Layout element annotations:

----

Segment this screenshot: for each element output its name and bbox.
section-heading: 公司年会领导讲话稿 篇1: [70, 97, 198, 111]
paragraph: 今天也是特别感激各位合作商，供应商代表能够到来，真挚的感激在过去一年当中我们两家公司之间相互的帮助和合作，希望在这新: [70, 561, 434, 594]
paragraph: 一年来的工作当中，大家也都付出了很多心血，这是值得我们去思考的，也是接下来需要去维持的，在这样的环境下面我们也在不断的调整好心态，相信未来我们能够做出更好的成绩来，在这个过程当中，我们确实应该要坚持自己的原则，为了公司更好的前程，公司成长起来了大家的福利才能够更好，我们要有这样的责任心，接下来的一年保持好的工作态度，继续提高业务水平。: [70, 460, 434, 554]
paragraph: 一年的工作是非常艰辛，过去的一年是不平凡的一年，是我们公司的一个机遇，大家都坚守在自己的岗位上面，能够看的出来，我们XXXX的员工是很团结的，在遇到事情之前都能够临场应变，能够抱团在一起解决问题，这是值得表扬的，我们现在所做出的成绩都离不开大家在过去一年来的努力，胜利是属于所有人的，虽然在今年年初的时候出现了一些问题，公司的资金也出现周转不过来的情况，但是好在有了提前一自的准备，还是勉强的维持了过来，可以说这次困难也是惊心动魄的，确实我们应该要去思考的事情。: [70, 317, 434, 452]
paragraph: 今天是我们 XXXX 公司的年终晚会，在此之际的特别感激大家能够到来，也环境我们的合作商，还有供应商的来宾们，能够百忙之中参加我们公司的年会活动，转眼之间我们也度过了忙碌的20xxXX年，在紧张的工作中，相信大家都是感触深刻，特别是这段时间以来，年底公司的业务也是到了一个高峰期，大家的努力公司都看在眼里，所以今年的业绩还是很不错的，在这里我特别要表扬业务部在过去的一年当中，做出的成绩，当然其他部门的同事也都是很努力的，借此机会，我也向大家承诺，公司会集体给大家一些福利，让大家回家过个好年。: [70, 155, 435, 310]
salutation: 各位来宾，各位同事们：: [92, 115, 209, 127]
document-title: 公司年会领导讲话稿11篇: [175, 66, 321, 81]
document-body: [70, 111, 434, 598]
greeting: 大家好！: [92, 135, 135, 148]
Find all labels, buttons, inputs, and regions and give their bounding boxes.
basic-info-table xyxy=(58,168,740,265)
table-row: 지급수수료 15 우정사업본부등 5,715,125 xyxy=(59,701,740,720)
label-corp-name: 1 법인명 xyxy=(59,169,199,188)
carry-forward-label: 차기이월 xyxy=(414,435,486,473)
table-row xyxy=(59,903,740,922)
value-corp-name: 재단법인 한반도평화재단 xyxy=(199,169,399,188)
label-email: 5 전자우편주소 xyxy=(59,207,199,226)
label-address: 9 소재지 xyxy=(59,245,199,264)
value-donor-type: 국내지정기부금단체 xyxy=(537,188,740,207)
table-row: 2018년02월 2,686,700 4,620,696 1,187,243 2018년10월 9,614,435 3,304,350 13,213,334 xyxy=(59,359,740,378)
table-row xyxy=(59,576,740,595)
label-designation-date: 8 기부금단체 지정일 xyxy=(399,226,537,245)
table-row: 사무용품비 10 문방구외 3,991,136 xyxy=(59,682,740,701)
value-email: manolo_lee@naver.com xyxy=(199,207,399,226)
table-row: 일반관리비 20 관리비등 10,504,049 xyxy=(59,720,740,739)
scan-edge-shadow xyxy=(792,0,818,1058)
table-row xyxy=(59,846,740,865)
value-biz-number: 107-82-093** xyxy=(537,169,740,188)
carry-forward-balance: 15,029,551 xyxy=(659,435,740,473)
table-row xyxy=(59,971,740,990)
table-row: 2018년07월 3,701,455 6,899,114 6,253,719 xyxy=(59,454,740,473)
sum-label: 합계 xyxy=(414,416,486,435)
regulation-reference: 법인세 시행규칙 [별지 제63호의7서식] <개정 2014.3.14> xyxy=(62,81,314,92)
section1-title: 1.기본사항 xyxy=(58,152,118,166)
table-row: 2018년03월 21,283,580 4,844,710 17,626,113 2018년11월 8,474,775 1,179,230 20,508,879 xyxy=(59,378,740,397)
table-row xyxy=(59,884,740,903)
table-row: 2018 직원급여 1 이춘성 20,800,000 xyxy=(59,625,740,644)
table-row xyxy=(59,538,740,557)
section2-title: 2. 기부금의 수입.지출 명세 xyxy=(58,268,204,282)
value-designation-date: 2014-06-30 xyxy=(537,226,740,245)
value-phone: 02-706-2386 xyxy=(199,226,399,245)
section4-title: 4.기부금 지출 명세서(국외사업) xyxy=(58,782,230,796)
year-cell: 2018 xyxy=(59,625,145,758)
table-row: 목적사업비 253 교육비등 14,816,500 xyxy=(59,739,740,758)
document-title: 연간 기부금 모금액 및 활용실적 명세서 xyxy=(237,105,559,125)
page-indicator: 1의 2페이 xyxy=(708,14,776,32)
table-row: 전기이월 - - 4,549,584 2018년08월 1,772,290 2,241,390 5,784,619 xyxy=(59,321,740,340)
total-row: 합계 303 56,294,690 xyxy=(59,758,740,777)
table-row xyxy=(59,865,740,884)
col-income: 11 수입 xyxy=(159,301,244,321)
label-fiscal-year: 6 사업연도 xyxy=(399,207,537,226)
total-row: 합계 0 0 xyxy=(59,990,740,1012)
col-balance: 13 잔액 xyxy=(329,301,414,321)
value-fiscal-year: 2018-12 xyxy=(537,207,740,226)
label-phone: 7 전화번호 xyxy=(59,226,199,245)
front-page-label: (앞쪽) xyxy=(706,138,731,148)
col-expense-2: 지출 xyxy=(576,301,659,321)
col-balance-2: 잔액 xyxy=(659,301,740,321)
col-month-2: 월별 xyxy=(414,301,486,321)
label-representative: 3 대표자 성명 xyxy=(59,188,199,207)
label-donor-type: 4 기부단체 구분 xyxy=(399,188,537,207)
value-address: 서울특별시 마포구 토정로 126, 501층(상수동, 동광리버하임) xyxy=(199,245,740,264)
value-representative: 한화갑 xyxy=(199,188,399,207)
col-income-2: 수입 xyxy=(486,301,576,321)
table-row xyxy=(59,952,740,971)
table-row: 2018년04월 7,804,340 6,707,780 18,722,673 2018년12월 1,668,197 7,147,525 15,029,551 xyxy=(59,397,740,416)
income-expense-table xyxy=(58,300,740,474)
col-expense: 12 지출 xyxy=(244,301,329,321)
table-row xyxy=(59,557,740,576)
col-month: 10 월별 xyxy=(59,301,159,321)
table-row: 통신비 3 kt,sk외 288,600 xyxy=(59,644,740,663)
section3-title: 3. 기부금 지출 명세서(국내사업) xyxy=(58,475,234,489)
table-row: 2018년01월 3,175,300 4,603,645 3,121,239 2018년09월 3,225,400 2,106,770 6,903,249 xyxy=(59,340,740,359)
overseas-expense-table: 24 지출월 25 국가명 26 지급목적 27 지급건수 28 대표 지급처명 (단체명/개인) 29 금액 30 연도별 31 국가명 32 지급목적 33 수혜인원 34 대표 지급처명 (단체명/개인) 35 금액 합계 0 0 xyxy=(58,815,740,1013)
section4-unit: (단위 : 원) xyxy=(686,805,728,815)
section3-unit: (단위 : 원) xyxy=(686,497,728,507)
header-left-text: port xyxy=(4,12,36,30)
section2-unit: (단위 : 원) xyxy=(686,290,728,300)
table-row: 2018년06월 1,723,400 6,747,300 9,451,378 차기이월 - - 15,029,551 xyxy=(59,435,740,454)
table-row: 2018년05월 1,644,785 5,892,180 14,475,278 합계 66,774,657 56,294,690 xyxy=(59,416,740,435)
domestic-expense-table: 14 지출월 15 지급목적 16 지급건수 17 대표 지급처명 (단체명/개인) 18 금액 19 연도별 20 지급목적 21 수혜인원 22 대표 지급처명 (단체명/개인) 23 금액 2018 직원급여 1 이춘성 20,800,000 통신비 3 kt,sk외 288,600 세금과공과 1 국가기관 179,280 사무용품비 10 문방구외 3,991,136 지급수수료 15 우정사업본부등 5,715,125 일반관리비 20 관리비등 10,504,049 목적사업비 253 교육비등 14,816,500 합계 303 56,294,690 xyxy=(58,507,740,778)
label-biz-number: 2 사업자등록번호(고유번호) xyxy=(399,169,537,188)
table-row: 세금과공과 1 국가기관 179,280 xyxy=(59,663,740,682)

----

_Problem_. Can you write out the records word for word, from the start of the records up to and including the line that contains "value-donor-type: 국내지정기부금단체 xyxy=(537,188,740,207)"?

_Worked solution_.
Segment this screenshot: for each element output its name and bbox.
section-heading: 公司年会领导讲话稿 篇1: [70, 97, 198, 111]
paragraph: 今天也是特别感激各位合作商，供应商代表能够到来，真挚的感激在过去一年当中我们两家公司之间相互的帮助和合作，希望在这新: [70, 561, 434, 594]
paragraph: 一年来的工作当中，大家也都付出了很多心血，这是值得我们去思考的，也是接下来需要去维持的，在这样的环境下面我们也在不断的调整好心态，相信未来我们能够做出更好的成绩来，在这个过程当中，我们确实应该要坚持自己的原则，为了公司更好的前程，公司成长起来了大家的福利才能够更好，我们要有这样的责任心，接下来的一年保持好的工作态度，继续提高业务水平。: [70, 460, 434, 554]
paragraph: 一年的工作是非常艰辛，过去的一年是不平凡的一年，是我们公司的一个机遇，大家都坚守在自己的岗位上面，能够看的出来，我们XXXX的员工是很团结的，在遇到事情之前都能够临场应变，能够抱团在一起解决问题，这是值得表扬的，我们现在所做出的成绩都离不开大家在过去一年来的努力，胜利是属于所有人的，虽然在今年年初的时候出现了一些问题，公司的资金也出现周转不过来的情况，但是好在有了提前一自的准备，还是勉强的维持了过来，可以说这次困难也是惊心动魄的，确实我们应该要去思考的事情。: [70, 317, 434, 452]
paragraph: 今天是我们 XXXX 公司的年终晚会，在此之际的特别感激大家能够到来，也环境我们的合作商，还有供应商的来宾们，能够百忙之中参加我们公司的年会活动，转眼之间我们也度过了忙碌的20xxXX年，在紧张的工作中，相信大家都是感触深刻，特别是这段时间以来，年底公司的业务也是到了一个高峰期，大家的努力公司都看在眼里，所以今年的业绩还是很不错的，在这里我特别要表扬业务部在过去的一年当中，做出的成绩，当然其他部门的同事也都是很努力的，借此机会，我也向大家承诺，公司会集体给大家一些福利，让大家回家过个好年。: [70, 155, 435, 310]
salutation: 各位来宾，各位同事们：: [92, 115, 209, 127]
document-title: 公司年会领导讲话稿11篇: [175, 66, 321, 81]
document-body: [70, 111, 434, 598]
greeting: 大家好！: [92, 135, 135, 148]
Find all labels, buttons, inputs, and regions and give their bounding boxes.
basic-info-table xyxy=(58,168,740,265)
table-row: 지급수수료 15 우정사업본부등 5,715,125 xyxy=(59,701,740,720)
label-corp-name: 1 법인명 xyxy=(59,169,199,188)
carry-forward-label: 차기이월 xyxy=(414,435,486,473)
table-row xyxy=(59,903,740,922)
value-corp-name: 재단법인 한반도평화재단 xyxy=(199,169,399,188)
label-email: 5 전자우편주소 xyxy=(59,207,199,226)
label-address: 9 소재지 xyxy=(59,245,199,264)
value-donor-type: 국내지정기부금단체 xyxy=(537,188,740,207)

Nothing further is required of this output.